Record excerpts »

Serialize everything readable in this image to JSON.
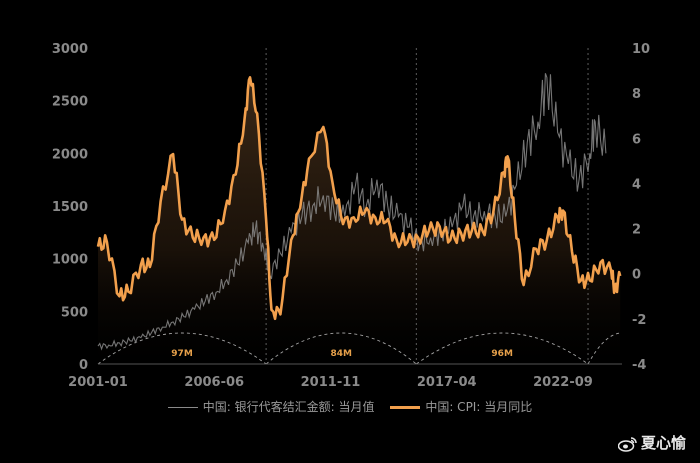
{
  "chart_data": {
    "type": "line",
    "title": "",
    "x_ticks": [
      "2001-01",
      "2006-06",
      "2011-11",
      "2017-04",
      "2022-09"
    ],
    "y_left": {
      "min": 0,
      "max": 3000,
      "ticks": [
        "0",
        "500",
        "1000",
        "1500",
        "2000",
        "2500",
        "3000"
      ]
    },
    "y_right": {
      "min": -4,
      "max": 10,
      "ticks": [
        "-4",
        "-2",
        "0",
        "2",
        "4",
        "6",
        "8",
        "10"
      ]
    },
    "cycle_labels": [
      "97M",
      "84M",
      "96M"
    ],
    "cycle_boundaries": [
      "2008-11",
      "2015-11",
      "2023-11"
    ],
    "grid": false,
    "legend_position": "bottom",
    "series": [
      {
        "name": "中国: 银行代客结汇金额: 当月值",
        "axis": "left",
        "color": "#8a8a8a",
        "points": [
          [
            "2001-01",
            170
          ],
          [
            "2001-07",
            180
          ],
          [
            "2002-01",
            200
          ],
          [
            "2002-07",
            220
          ],
          [
            "2003-01",
            250
          ],
          [
            "2003-07",
            300
          ],
          [
            "2004-01",
            350
          ],
          [
            "2004-07",
            400
          ],
          [
            "2005-01",
            450
          ],
          [
            "2005-07",
            520
          ],
          [
            "2006-01",
            600
          ],
          [
            "2006-07",
            680
          ],
          [
            "2007-01",
            800
          ],
          [
            "2007-07",
            950
          ],
          [
            "2008-01",
            1150
          ],
          [
            "2008-05",
            1280
          ],
          [
            "2008-09",
            1150
          ],
          [
            "2009-01",
            850
          ],
          [
            "2009-07",
            1050
          ],
          [
            "2010-01",
            1250
          ],
          [
            "2010-07",
            1400
          ],
          [
            "2011-01",
            1500
          ],
          [
            "2011-07",
            1600
          ],
          [
            "2012-01",
            1450
          ],
          [
            "2012-07",
            1400
          ],
          [
            "2013-01",
            1700
          ],
          [
            "2013-07",
            1500
          ],
          [
            "2014-01",
            1750
          ],
          [
            "2014-07",
            1500
          ],
          [
            "2015-01",
            1400
          ],
          [
            "2015-07",
            1300
          ],
          [
            "2016-01",
            1150
          ],
          [
            "2016-07",
            1200
          ],
          [
            "2017-01",
            1250
          ],
          [
            "2017-07",
            1300
          ],
          [
            "2018-01",
            1500
          ],
          [
            "2018-07",
            1400
          ],
          [
            "2019-01",
            1450
          ],
          [
            "2019-07",
            1400
          ],
          [
            "2020-01",
            1400
          ],
          [
            "2020-07",
            1700
          ],
          [
            "2021-01",
            2100
          ],
          [
            "2021-07",
            2300
          ],
          [
            "2021-12",
            2720
          ],
          [
            "2022-06",
            2200
          ],
          [
            "2022-12",
            1900
          ],
          [
            "2023-06",
            1750
          ],
          [
            "2023-12",
            2000
          ],
          [
            "2024-03",
            2300
          ],
          [
            "2024-09",
            2000
          ]
        ]
      },
      {
        "name": "中国: CPI: 当月同比",
        "axis": "right",
        "color": "#f2a04d",
        "points": [
          [
            "2001-01",
            1.2
          ],
          [
            "2001-06",
            1.4
          ],
          [
            "2002-01",
            -1.0
          ],
          [
            "2002-06",
            -0.8
          ],
          [
            "2003-01",
            0.4
          ],
          [
            "2003-06",
            0.3
          ],
          [
            "2003-12",
            3.2
          ],
          [
            "2004-07",
            5.3
          ],
          [
            "2004-12",
            2.4
          ],
          [
            "2005-06",
            1.6
          ],
          [
            "2005-12",
            1.6
          ],
          [
            "2006-06",
            1.5
          ],
          [
            "2006-12",
            2.8
          ],
          [
            "2007-06",
            4.4
          ],
          [
            "2007-11",
            6.9
          ],
          [
            "2008-02",
            8.7
          ],
          [
            "2008-06",
            7.1
          ],
          [
            "2008-11",
            2.4
          ],
          [
            "2009-02",
            -1.6
          ],
          [
            "2009-07",
            -1.8
          ],
          [
            "2010-01",
            1.5
          ],
          [
            "2010-06",
            2.9
          ],
          [
            "2010-11",
            5.1
          ],
          [
            "2011-07",
            6.5
          ],
          [
            "2011-12",
            4.1
          ],
          [
            "2012-06",
            2.2
          ],
          [
            "2012-12",
            2.5
          ],
          [
            "2013-06",
            2.7
          ],
          [
            "2013-12",
            2.5
          ],
          [
            "2014-06",
            2.3
          ],
          [
            "2014-12",
            1.5
          ],
          [
            "2015-06",
            1.4
          ],
          [
            "2015-12",
            1.6
          ],
          [
            "2016-06",
            1.9
          ],
          [
            "2016-12",
            2.1
          ],
          [
            "2017-06",
            1.5
          ],
          [
            "2017-12",
            1.8
          ],
          [
            "2018-06",
            1.9
          ],
          [
            "2018-12",
            1.9
          ],
          [
            "2019-06",
            2.7
          ],
          [
            "2019-12",
            4.5
          ],
          [
            "2020-02",
            5.2
          ],
          [
            "2020-06",
            2.5
          ],
          [
            "2020-11",
            -0.5
          ],
          [
            "2021-06",
            1.1
          ],
          [
            "2021-12",
            1.5
          ],
          [
            "2022-06",
            2.5
          ],
          [
            "2022-09",
            2.8
          ],
          [
            "2023-02",
            1.0
          ],
          [
            "2023-07",
            -0.3
          ],
          [
            "2023-12",
            -0.3
          ],
          [
            "2024-06",
            0.5
          ],
          [
            "2024-12",
            0.1
          ],
          [
            "2025-02",
            -0.7
          ],
          [
            "2025-05",
            -0.1
          ]
        ]
      }
    ]
  },
  "legend": {
    "series1": "中国: 银行代客结汇金额: 当月值",
    "series2": "中国: CPI: 当月同比"
  },
  "watermark": "夏心愉",
  "colors": {
    "background": "#000000",
    "cpi": "#f2a04d",
    "fx": "#8a8a8a",
    "arc": "#d9d9d9"
  }
}
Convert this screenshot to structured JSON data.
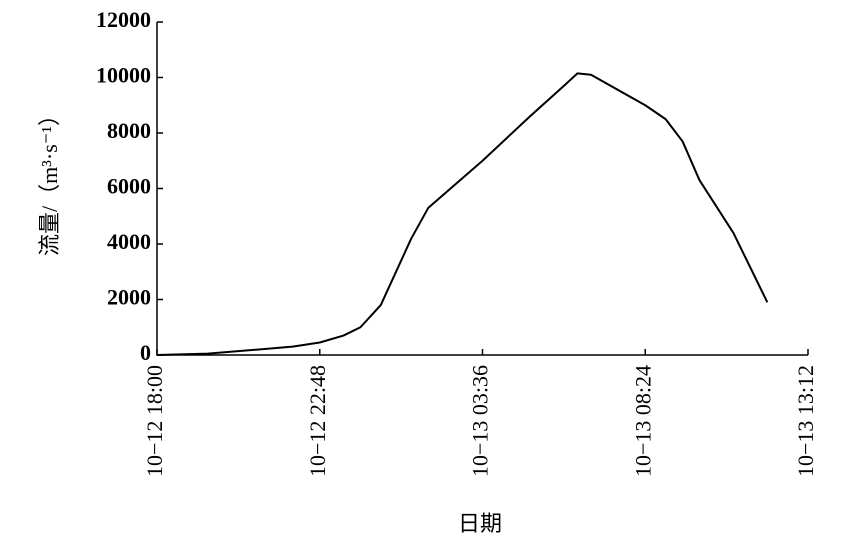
{
  "chart_data": {
    "type": "line",
    "x_label": "日期",
    "y_label": "流量/（m³·s⁻¹）",
    "x": [
      "10−12 18:00",
      "10−12 19:30",
      "10−12 21:00",
      "10−12 22:00",
      "10−12 22:48",
      "10−12 23:30",
      "10−13 00:00",
      "10−13 00:36",
      "10−13 01:30",
      "10−13 02:00",
      "10−13 03:36",
      "10−13 05:00",
      "10−13 06:00",
      "10−13 06:24",
      "10−13 06:48",
      "10−13 08:24",
      "10−13 09:00",
      "10−13 09:30",
      "10−13 10:00",
      "10−13 11:00",
      "10−13 12:00"
    ],
    "series": [
      {
        "name": "流量",
        "color": "#000000",
        "values": [
          0,
          50,
          200,
          300,
          450,
          700,
          1000,
          1800,
          4200,
          5300,
          7000,
          8600,
          9700,
          10150,
          10100,
          9000,
          8500,
          7700,
          6300,
          4400,
          1900
        ]
      }
    ],
    "xlim": [
      "10−12 18:00",
      "10−13 13:12"
    ],
    "xticks": [
      "10−12 18:00",
      "10−12 22:48",
      "10−13 03:36",
      "10−13 08:24",
      "10−13 13:12"
    ],
    "ylim": [
      0,
      12000
    ],
    "yticks": [
      0,
      2000,
      4000,
      6000,
      8000,
      10000,
      12000
    ]
  }
}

Task statement » Output only the lines running from the line with "Convert this screenshot" through the last line of the entries above, inclusive, with pictures excluded.

Exercise output »
Convert this screenshot to structured JSON data.
{
  "chart_data": {
    "type": "line",
    "x_label": "日期",
    "y_label": "流量/（m³·s⁻¹）",
    "x": [
      "10−12 18:00",
      "10−12 19:30",
      "10−12 21:00",
      "10−12 22:00",
      "10−12 22:48",
      "10−12 23:30",
      "10−13 00:00",
      "10−13 00:36",
      "10−13 01:30",
      "10−13 02:00",
      "10−13 03:36",
      "10−13 05:00",
      "10−13 06:00",
      "10−13 06:24",
      "10−13 06:48",
      "10−13 08:24",
      "10−13 09:00",
      "10−13 09:30",
      "10−13 10:00",
      "10−13 11:00",
      "10−13 12:00"
    ],
    "series": [
      {
        "name": "流量",
        "color": "#000000",
        "values": [
          0,
          50,
          200,
          300,
          450,
          700,
          1000,
          1800,
          4200,
          5300,
          7000,
          8600,
          9700,
          10150,
          10100,
          9000,
          8500,
          7700,
          6300,
          4400,
          1900
        ]
      }
    ],
    "xlim": [
      "10−12 18:00",
      "10−13 13:12"
    ],
    "xticks": [
      "10−12 18:00",
      "10−12 22:48",
      "10−13 03:36",
      "10−13 08:24",
      "10−13 13:12"
    ],
    "ylim": [
      0,
      12000
    ],
    "yticks": [
      0,
      2000,
      4000,
      6000,
      8000,
      10000,
      12000
    ]
  }
}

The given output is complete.